— start Items —

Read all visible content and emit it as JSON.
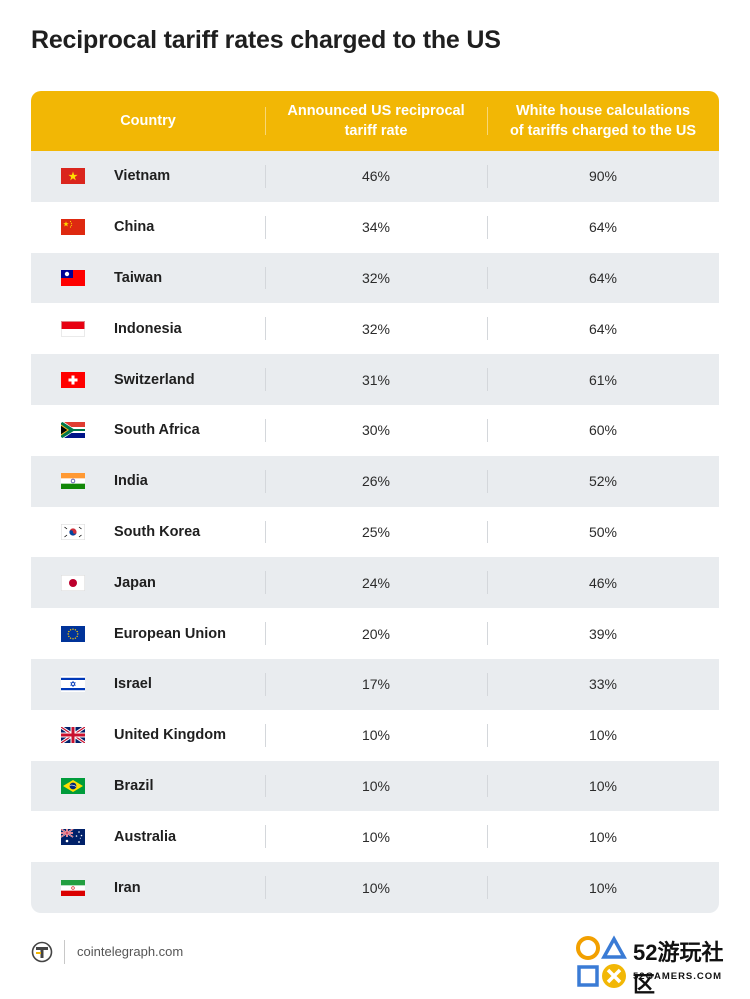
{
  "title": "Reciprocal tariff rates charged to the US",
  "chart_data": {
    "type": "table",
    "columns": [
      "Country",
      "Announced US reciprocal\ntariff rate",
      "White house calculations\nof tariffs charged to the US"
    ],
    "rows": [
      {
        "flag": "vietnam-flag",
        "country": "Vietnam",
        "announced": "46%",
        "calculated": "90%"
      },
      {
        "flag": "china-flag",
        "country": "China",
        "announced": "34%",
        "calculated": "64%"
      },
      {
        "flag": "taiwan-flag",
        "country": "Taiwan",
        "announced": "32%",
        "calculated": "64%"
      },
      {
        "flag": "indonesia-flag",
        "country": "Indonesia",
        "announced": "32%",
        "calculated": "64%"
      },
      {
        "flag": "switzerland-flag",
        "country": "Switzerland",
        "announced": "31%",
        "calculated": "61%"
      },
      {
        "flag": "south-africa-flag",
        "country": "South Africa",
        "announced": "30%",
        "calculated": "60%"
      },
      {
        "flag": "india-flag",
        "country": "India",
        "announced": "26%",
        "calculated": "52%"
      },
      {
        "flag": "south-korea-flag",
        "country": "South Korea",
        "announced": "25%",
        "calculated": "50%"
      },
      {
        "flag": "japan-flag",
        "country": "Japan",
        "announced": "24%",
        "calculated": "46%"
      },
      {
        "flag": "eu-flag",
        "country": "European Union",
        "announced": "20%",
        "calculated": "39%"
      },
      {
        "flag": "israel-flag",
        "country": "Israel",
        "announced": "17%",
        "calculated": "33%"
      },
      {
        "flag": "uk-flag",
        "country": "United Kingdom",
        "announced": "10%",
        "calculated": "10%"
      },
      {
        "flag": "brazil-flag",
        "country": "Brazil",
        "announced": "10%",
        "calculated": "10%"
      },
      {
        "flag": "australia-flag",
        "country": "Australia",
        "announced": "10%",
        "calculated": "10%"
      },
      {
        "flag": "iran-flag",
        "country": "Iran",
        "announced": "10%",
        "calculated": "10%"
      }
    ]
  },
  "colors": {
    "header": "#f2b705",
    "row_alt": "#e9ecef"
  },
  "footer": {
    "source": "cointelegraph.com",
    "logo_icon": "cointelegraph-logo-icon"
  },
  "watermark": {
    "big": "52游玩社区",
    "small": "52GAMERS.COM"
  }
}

— end Items —

Work instructions |
Print the records above exactly as they stand, but leave out the pictures.

Expected answer |
Read all visible content and emit it as JSON.
{
  "title": "Reciprocal tariff rates charged to the US",
  "chart_data": {
    "type": "table",
    "columns": [
      "Country",
      "Announced US reciprocal\ntariff rate",
      "White house calculations\nof tariffs charged to the US"
    ],
    "rows": [
      {
        "flag": "vietnam-flag",
        "country": "Vietnam",
        "announced": "46%",
        "calculated": "90%"
      },
      {
        "flag": "china-flag",
        "country": "China",
        "announced": "34%",
        "calculated": "64%"
      },
      {
        "flag": "taiwan-flag",
        "country": "Taiwan",
        "announced": "32%",
        "calculated": "64%"
      },
      {
        "flag": "indonesia-flag",
        "country": "Indonesia",
        "announced": "32%",
        "calculated": "64%"
      },
      {
        "flag": "switzerland-flag",
        "country": "Switzerland",
        "announced": "31%",
        "calculated": "61%"
      },
      {
        "flag": "south-africa-flag",
        "country": "South Africa",
        "announced": "30%",
        "calculated": "60%"
      },
      {
        "flag": "india-flag",
        "country": "India",
        "announced": "26%",
        "calculated": "52%"
      },
      {
        "flag": "south-korea-flag",
        "country": "South Korea",
        "announced": "25%",
        "calculated": "50%"
      },
      {
        "flag": "japan-flag",
        "country": "Japan",
        "announced": "24%",
        "calculated": "46%"
      },
      {
        "flag": "eu-flag",
        "country": "European Union",
        "announced": "20%",
        "calculated": "39%"
      },
      {
        "flag": "israel-flag",
        "country": "Israel",
        "announced": "17%",
        "calculated": "33%"
      },
      {
        "flag": "uk-flag",
        "country": "United Kingdom",
        "announced": "10%",
        "calculated": "10%"
      },
      {
        "flag": "brazil-flag",
        "country": "Brazil",
        "announced": "10%",
        "calculated": "10%"
      },
      {
        "flag": "australia-flag",
        "country": "Australia",
        "announced": "10%",
        "calculated": "10%"
      },
      {
        "flag": "iran-flag",
        "country": "Iran",
        "announced": "10%",
        "calculated": "10%"
      }
    ]
  },
  "colors": {
    "header": "#f2b705",
    "row_alt": "#e9ecef"
  },
  "footer": {
    "source": "cointelegraph.com",
    "logo_icon": "cointelegraph-logo-icon"
  },
  "watermark": {
    "big": "52游玩社区",
    "small": "52GAMERS.COM"
  }
}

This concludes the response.